* Begin DATA RECORDS *

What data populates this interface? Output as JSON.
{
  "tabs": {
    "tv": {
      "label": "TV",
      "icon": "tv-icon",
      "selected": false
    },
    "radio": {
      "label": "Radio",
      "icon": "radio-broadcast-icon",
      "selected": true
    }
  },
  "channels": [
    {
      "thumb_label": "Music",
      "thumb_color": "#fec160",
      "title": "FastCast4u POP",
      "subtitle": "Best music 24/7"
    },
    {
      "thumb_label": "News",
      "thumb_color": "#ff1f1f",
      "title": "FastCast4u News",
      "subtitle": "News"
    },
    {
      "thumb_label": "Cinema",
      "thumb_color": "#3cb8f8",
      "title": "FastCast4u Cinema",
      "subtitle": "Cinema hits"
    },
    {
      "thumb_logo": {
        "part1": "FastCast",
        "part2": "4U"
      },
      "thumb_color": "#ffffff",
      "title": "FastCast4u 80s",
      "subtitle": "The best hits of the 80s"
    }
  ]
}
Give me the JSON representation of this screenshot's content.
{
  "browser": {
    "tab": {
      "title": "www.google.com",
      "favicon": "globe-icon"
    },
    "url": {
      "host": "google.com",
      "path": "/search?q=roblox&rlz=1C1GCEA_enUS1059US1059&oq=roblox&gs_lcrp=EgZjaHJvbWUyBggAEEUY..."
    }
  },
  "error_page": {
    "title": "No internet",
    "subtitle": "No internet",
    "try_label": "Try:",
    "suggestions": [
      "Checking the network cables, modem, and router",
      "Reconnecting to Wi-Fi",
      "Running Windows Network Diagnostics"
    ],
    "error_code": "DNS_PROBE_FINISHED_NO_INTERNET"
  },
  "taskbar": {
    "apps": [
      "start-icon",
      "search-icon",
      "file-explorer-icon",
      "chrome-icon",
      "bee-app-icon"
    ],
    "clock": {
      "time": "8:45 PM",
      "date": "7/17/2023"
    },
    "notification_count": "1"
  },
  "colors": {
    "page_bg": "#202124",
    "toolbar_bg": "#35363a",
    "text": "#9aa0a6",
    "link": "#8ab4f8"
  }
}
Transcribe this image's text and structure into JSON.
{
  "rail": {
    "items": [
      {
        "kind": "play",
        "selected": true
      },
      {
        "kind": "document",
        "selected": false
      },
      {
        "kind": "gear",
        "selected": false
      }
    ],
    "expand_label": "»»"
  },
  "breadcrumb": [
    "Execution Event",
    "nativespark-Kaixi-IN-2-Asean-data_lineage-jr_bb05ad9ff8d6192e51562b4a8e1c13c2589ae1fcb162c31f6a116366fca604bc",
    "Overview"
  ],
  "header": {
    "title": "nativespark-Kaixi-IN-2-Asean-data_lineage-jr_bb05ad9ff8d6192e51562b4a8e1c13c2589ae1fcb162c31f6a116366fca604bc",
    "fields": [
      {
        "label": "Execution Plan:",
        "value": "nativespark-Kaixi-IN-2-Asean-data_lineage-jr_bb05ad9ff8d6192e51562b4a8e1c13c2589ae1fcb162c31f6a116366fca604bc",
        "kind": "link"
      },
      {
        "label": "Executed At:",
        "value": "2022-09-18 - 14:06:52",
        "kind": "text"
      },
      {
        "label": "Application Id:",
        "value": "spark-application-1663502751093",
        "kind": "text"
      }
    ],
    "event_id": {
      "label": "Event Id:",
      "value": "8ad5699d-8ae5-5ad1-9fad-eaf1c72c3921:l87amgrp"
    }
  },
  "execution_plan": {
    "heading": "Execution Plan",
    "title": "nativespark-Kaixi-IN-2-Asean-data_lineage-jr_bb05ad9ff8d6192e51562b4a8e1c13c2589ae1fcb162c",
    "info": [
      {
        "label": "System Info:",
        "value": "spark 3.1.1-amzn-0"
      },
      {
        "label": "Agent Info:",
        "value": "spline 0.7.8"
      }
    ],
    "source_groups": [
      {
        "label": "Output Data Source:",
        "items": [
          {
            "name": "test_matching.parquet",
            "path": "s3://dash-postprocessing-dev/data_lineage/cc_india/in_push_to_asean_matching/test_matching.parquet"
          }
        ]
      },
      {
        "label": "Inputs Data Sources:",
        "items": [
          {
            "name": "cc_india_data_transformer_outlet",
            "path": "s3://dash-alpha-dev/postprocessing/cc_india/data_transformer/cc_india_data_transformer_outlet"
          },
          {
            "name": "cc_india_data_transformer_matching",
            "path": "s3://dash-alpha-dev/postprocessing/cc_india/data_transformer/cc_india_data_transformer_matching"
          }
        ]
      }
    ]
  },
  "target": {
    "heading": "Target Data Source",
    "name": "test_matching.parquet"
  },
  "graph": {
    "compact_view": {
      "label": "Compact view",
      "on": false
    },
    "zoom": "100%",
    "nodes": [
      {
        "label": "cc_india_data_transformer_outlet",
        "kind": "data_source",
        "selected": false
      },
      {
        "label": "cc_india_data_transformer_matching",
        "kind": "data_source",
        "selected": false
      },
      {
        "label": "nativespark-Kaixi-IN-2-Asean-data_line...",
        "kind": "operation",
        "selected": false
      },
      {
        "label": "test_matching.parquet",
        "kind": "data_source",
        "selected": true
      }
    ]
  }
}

* End DATA RECORDS *

Nothing should be left out: repeat all of the data exactly.

RESULT BELOW:
What data populates this interface? Output as JSON.
{
  "tabs": {
    "tv": {
      "label": "TV",
      "icon": "tv-icon",
      "selected": false
    },
    "radio": {
      "label": "Radio",
      "icon": "radio-broadcast-icon",
      "selected": true
    }
  },
  "channels": [
    {
      "thumb_label": "Music",
      "thumb_color": "#fec160",
      "title": "FastCast4u POP",
      "subtitle": "Best music 24/7"
    },
    {
      "thumb_label": "News",
      "thumb_color": "#ff1f1f",
      "title": "FastCast4u News",
      "subtitle": "News"
    },
    {
      "thumb_label": "Cinema",
      "thumb_color": "#3cb8f8",
      "title": "FastCast4u Cinema",
      "subtitle": "Cinema hits"
    },
    {
      "thumb_logo": {
        "part1": "FastCast",
        "part2": "4U"
      },
      "thumb_color": "#ffffff",
      "title": "FastCast4u 80s",
      "subtitle": "The best hits of the 80s"
    }
  ]
}
Give me the JSON representation of this screenshot's content.
{
  "browser": {
    "tab": {
      "title": "www.google.com",
      "favicon": "globe-icon"
    },
    "url": {
      "host": "google.com",
      "path": "/search?q=roblox&rlz=1C1GCEA_enUS1059US1059&oq=roblox&gs_lcrp=EgZjaHJvbWUyBggAEEUY..."
    }
  },
  "error_page": {
    "title": "No internet",
    "subtitle": "No internet",
    "try_label": "Try:",
    "suggestions": [
      "Checking the network cables, modem, and router",
      "Reconnecting to Wi-Fi",
      "Running Windows Network Diagnostics"
    ],
    "error_code": "DNS_PROBE_FINISHED_NO_INTERNET"
  },
  "taskbar": {
    "apps": [
      "start-icon",
      "search-icon",
      "file-explorer-icon",
      "chrome-icon",
      "bee-app-icon"
    ],
    "clock": {
      "time": "8:45 PM",
      "date": "7/17/2023"
    },
    "notification_count": "1"
  },
  "colors": {
    "page_bg": "#202124",
    "toolbar_bg": "#35363a",
    "text": "#9aa0a6",
    "link": "#8ab4f8"
  }
}
Transcribe this image's text and structure into JSON.
{
  "rail": {
    "items": [
      {
        "kind": "play",
        "selected": true
      },
      {
        "kind": "document",
        "selected": false
      },
      {
        "kind": "gear",
        "selected": false
      }
    ],
    "expand_label": "»»"
  },
  "breadcrumb": [
    "Execution Event",
    "nativespark-Kaixi-IN-2-Asean-data_lineage-jr_bb05ad9ff8d6192e51562b4a8e1c13c2589ae1fcb162c31f6a116366fca604bc",
    "Overview"
  ],
  "header": {
    "title": "nativespark-Kaixi-IN-2-Asean-data_lineage-jr_bb05ad9ff8d6192e51562b4a8e1c13c2589ae1fcb162c31f6a116366fca604bc",
    "fields": [
      {
        "label": "Execution Plan:",
        "value": "nativespark-Kaixi-IN-2-Asean-data_lineage-jr_bb05ad9ff8d6192e51562b4a8e1c13c2589ae1fcb162c31f6a116366fca604bc",
        "kind": "link"
      },
      {
        "label": "Executed At:",
        "value": "2022-09-18 - 14:06:52",
        "kind": "text"
      },
      {
        "label": "Application Id:",
        "value": "spark-application-1663502751093",
        "kind": "text"
      }
    ],
    "event_id": {
      "label": "Event Id:",
      "value": "8ad5699d-8ae5-5ad1-9fad-eaf1c72c3921:l87amgrp"
    }
  },
  "execution_plan": {
    "heading": "Execution Plan",
    "title": "nativespark-Kaixi-IN-2-Asean-data_lineage-jr_bb05ad9ff8d6192e51562b4a8e1c13c2589ae1fcb162c",
    "info": [
      {
        "label": "System Info:",
        "value": "spark 3.1.1-amzn-0"
      },
      {
        "label": "Agent Info:",
        "value": "spline 0.7.8"
      }
    ],
    "source_groups": [
      {
        "label": "Output Data Source:",
        "items": [
          {
            "name": "test_matching.parquet",
            "path": "s3://dash-postprocessing-dev/data_lineage/cc_india/in_push_to_asean_matching/test_matching.parquet"
          }
        ]
      },
      {
        "label": "Inputs Data Sources:",
        "items": [
          {
            "name": "cc_india_data_transformer_outlet",
            "path": "s3://dash-alpha-dev/postprocessing/cc_india/data_transformer/cc_india_data_transformer_outlet"
          },
          {
            "name": "cc_india_data_transformer_matching",
            "path": "s3://dash-alpha-dev/postprocessing/cc_india/data_transformer/cc_india_data_transformer_matching"
          }
        ]
      }
    ]
  },
  "target": {
    "heading": "Target Data Source",
    "name": "test_matching.parquet"
  },
  "graph": {
    "compact_view": {
      "label": "Compact view",
      "on": false
    },
    "zoom": "100%",
    "nodes": [
      {
        "label": "cc_india_data_transformer_outlet",
        "kind": "data_source",
        "selected": false
      },
      {
        "label": "cc_india_data_transformer_matching",
        "kind": "data_source",
        "selected": false
      },
      {
        "label": "nativespark-Kaixi-IN-2-Asean-data_line...",
        "kind": "operation",
        "selected": false
      },
      {
        "label": "test_matching.parquet",
        "kind": "data_source",
        "selected": true
      }
    ]
  }
}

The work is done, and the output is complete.